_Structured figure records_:

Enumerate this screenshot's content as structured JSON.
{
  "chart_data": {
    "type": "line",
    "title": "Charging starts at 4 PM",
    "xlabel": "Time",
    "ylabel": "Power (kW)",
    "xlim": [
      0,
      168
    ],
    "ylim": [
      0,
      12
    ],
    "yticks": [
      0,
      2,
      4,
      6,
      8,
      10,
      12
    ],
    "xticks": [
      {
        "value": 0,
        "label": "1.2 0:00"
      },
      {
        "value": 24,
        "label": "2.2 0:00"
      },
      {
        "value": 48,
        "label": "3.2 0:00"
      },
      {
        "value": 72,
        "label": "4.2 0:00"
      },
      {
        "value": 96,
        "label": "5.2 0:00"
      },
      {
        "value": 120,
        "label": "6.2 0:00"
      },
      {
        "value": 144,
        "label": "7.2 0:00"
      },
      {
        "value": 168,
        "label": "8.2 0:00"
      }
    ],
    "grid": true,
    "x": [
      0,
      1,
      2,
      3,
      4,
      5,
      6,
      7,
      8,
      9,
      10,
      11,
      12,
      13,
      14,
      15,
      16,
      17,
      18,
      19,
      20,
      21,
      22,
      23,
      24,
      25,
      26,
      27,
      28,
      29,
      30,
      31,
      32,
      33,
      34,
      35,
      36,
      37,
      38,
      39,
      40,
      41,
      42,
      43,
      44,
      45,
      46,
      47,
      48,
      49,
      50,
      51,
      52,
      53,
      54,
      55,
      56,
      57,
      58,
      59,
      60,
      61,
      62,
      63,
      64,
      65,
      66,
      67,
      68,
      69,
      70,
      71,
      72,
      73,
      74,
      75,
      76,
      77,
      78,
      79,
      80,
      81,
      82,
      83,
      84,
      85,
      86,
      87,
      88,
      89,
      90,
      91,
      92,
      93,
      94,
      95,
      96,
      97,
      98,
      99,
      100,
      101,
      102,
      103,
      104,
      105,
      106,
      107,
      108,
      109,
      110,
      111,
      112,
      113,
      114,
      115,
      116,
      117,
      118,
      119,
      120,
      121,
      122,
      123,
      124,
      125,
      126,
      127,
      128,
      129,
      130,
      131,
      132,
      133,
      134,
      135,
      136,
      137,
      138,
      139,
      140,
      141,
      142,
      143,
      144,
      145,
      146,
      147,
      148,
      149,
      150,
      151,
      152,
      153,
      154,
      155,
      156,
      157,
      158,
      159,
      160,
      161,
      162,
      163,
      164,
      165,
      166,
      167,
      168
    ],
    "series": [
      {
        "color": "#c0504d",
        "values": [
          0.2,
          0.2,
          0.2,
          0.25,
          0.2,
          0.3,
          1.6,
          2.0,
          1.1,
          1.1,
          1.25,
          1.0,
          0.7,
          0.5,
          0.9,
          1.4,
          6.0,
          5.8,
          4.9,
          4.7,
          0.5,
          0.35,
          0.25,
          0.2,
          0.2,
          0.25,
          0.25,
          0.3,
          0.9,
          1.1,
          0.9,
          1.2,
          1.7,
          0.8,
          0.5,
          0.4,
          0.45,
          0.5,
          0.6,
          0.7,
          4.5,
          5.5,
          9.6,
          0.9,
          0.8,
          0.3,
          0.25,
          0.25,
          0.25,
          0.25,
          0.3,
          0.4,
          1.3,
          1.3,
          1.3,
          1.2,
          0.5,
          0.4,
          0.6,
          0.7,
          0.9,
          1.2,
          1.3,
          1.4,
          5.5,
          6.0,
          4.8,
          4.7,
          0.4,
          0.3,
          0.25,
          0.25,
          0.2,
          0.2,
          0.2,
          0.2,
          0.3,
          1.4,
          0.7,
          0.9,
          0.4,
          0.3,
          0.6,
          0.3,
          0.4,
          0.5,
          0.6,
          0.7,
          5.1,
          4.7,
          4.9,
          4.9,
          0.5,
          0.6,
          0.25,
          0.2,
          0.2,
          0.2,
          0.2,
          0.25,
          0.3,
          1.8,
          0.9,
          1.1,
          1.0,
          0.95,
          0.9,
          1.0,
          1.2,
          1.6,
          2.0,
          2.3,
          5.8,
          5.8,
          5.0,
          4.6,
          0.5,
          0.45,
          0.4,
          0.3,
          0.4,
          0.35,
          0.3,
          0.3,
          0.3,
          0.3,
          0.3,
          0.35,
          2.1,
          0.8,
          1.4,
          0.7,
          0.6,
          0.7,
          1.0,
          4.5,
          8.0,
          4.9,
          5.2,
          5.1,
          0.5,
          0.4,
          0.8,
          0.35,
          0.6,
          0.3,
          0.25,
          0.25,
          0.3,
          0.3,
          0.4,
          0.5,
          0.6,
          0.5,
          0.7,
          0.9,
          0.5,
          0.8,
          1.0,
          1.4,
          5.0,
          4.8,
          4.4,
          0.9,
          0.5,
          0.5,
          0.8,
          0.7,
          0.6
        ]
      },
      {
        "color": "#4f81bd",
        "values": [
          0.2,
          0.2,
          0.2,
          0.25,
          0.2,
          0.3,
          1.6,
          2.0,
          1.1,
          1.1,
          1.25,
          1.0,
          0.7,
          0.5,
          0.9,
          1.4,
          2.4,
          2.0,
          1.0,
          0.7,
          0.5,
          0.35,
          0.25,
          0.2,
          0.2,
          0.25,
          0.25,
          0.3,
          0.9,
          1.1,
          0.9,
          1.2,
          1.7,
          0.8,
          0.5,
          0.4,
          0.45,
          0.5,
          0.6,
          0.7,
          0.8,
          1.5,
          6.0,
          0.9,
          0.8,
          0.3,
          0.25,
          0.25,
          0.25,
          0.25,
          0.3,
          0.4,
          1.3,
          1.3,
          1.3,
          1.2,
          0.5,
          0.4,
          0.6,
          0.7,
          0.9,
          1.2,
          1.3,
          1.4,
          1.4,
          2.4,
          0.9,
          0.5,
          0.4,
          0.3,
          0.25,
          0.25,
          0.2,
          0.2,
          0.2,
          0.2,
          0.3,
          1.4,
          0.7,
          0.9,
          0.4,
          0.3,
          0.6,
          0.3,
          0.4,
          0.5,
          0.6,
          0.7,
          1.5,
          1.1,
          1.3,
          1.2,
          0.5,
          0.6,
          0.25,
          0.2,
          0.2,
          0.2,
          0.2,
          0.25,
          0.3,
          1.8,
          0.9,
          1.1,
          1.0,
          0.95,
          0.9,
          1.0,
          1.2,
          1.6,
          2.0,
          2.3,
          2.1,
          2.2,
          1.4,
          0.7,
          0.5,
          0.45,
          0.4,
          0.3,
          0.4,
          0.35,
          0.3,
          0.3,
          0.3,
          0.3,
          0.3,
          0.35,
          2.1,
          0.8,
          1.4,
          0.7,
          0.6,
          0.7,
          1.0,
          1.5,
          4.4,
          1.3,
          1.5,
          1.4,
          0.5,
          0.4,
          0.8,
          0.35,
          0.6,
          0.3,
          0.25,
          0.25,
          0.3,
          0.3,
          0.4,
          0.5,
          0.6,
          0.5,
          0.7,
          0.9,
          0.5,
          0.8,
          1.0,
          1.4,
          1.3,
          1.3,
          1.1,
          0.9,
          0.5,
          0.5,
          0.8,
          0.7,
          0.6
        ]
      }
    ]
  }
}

_What this task involves_:
Write out the records shown above, exactly as they appear.

_Completed exercise_:
Enumerate this screenshot's content as structured JSON.
{
  "chart_data": {
    "type": "line",
    "title": "Charging starts at 4 PM",
    "xlabel": "Time",
    "ylabel": "Power (kW)",
    "xlim": [
      0,
      168
    ],
    "ylim": [
      0,
      12
    ],
    "yticks": [
      0,
      2,
      4,
      6,
      8,
      10,
      12
    ],
    "xticks": [
      {
        "value": 0,
        "label": "1.2 0:00"
      },
      {
        "value": 24,
        "label": "2.2 0:00"
      },
      {
        "value": 48,
        "label": "3.2 0:00"
      },
      {
        "value": 72,
        "label": "4.2 0:00"
      },
      {
        "value": 96,
        "label": "5.2 0:00"
      },
      {
        "value": 120,
        "label": "6.2 0:00"
      },
      {
        "value": 144,
        "label": "7.2 0:00"
      },
      {
        "value": 168,
        "label": "8.2 0:00"
      }
    ],
    "grid": true,
    "x": [
      0,
      1,
      2,
      3,
      4,
      5,
      6,
      7,
      8,
      9,
      10,
      11,
      12,
      13,
      14,
      15,
      16,
      17,
      18,
      19,
      20,
      21,
      22,
      23,
      24,
      25,
      26,
      27,
      28,
      29,
      30,
      31,
      32,
      33,
      34,
      35,
      36,
      37,
      38,
      39,
      40,
      41,
      42,
      43,
      44,
      45,
      46,
      47,
      48,
      49,
      50,
      51,
      52,
      53,
      54,
      55,
      56,
      57,
      58,
      59,
      60,
      61,
      62,
      63,
      64,
      65,
      66,
      67,
      68,
      69,
      70,
      71,
      72,
      73,
      74,
      75,
      76,
      77,
      78,
      79,
      80,
      81,
      82,
      83,
      84,
      85,
      86,
      87,
      88,
      89,
      90,
      91,
      92,
      93,
      94,
      95,
      96,
      97,
      98,
      99,
      100,
      101,
      102,
      103,
      104,
      105,
      106,
      107,
      108,
      109,
      110,
      111,
      112,
      113,
      114,
      115,
      116,
      117,
      118,
      119,
      120,
      121,
      122,
      123,
      124,
      125,
      126,
      127,
      128,
      129,
      130,
      131,
      132,
      133,
      134,
      135,
      136,
      137,
      138,
      139,
      140,
      141,
      142,
      143,
      144,
      145,
      146,
      147,
      148,
      149,
      150,
      151,
      152,
      153,
      154,
      155,
      156,
      157,
      158,
      159,
      160,
      161,
      162,
      163,
      164,
      165,
      166,
      167,
      168
    ],
    "series": [
      {
        "color": "#c0504d",
        "values": [
          0.2,
          0.2,
          0.2,
          0.25,
          0.2,
          0.3,
          1.6,
          2.0,
          1.1,
          1.1,
          1.25,
          1.0,
          0.7,
          0.5,
          0.9,
          1.4,
          6.0,
          5.8,
          4.9,
          4.7,
          0.5,
          0.35,
          0.25,
          0.2,
          0.2,
          0.25,
          0.25,
          0.3,
          0.9,
          1.1,
          0.9,
          1.2,
          1.7,
          0.8,
          0.5,
          0.4,
          0.45,
          0.5,
          0.6,
          0.7,
          4.5,
          5.5,
          9.6,
          0.9,
          0.8,
          0.3,
          0.25,
          0.25,
          0.25,
          0.25,
          0.3,
          0.4,
          1.3,
          1.3,
          1.3,
          1.2,
          0.5,
          0.4,
          0.6,
          0.7,
          0.9,
          1.2,
          1.3,
          1.4,
          5.5,
          6.0,
          4.8,
          4.7,
          0.4,
          0.3,
          0.25,
          0.25,
          0.2,
          0.2,
          0.2,
          0.2,
          0.3,
          1.4,
          0.7,
          0.9,
          0.4,
          0.3,
          0.6,
          0.3,
          0.4,
          0.5,
          0.6,
          0.7,
          5.1,
          4.7,
          4.9,
          4.9,
          0.5,
          0.6,
          0.25,
          0.2,
          0.2,
          0.2,
          0.2,
          0.25,
          0.3,
          1.8,
          0.9,
          1.1,
          1.0,
          0.95,
          0.9,
          1.0,
          1.2,
          1.6,
          2.0,
          2.3,
          5.8,
          5.8,
          5.0,
          4.6,
          0.5,
          0.45,
          0.4,
          0.3,
          0.4,
          0.35,
          0.3,
          0.3,
          0.3,
          0.3,
          0.3,
          0.35,
          2.1,
          0.8,
          1.4,
          0.7,
          0.6,
          0.7,
          1.0,
          4.5,
          8.0,
          4.9,
          5.2,
          5.1,
          0.5,
          0.4,
          0.8,
          0.35,
          0.6,
          0.3,
          0.25,
          0.25,
          0.3,
          0.3,
          0.4,
          0.5,
          0.6,
          0.5,
          0.7,
          0.9,
          0.5,
          0.8,
          1.0,
          1.4,
          5.0,
          4.8,
          4.4,
          0.9,
          0.5,
          0.5,
          0.8,
          0.7,
          0.6
        ]
      },
      {
        "color": "#4f81bd",
        "values": [
          0.2,
          0.2,
          0.2,
          0.25,
          0.2,
          0.3,
          1.6,
          2.0,
          1.1,
          1.1,
          1.25,
          1.0,
          0.7,
          0.5,
          0.9,
          1.4,
          2.4,
          2.0,
          1.0,
          0.7,
          0.5,
          0.35,
          0.25,
          0.2,
          0.2,
          0.25,
          0.25,
          0.3,
          0.9,
          1.1,
          0.9,
          1.2,
          1.7,
          0.8,
          0.5,
          0.4,
          0.45,
          0.5,
          0.6,
          0.7,
          0.8,
          1.5,
          6.0,
          0.9,
          0.8,
          0.3,
          0.25,
          0.25,
          0.25,
          0.25,
          0.3,
          0.4,
          1.3,
          1.3,
          1.3,
          1.2,
          0.5,
          0.4,
          0.6,
          0.7,
          0.9,
          1.2,
          1.3,
          1.4,
          1.4,
          2.4,
          0.9,
          0.5,
          0.4,
          0.3,
          0.25,
          0.25,
          0.2,
          0.2,
          0.2,
          0.2,
          0.3,
          1.4,
          0.7,
          0.9,
          0.4,
          0.3,
          0.6,
          0.3,
          0.4,
          0.5,
          0.6,
          0.7,
          1.5,
          1.1,
          1.3,
          1.2,
          0.5,
          0.6,
          0.25,
          0.2,
          0.2,
          0.2,
          0.2,
          0.25,
          0.3,
          1.8,
          0.9,
          1.1,
          1.0,
          0.95,
          0.9,
          1.0,
          1.2,
          1.6,
          2.0,
          2.3,
          2.1,
          2.2,
          1.4,
          0.7,
          0.5,
          0.45,
          0.4,
          0.3,
          0.4,
          0.35,
          0.3,
          0.3,
          0.3,
          0.3,
          0.3,
          0.35,
          2.1,
          0.8,
          1.4,
          0.7,
          0.6,
          0.7,
          1.0,
          1.5,
          4.4,
          1.3,
          1.5,
          1.4,
          0.5,
          0.4,
          0.8,
          0.35,
          0.6,
          0.3,
          0.25,
          0.25,
          0.3,
          0.3,
          0.4,
          0.5,
          0.6,
          0.5,
          0.7,
          0.9,
          0.5,
          0.8,
          1.0,
          1.4,
          1.3,
          1.3,
          1.1,
          0.9,
          0.5,
          0.5,
          0.8,
          0.7,
          0.6
        ]
      }
    ]
  }
}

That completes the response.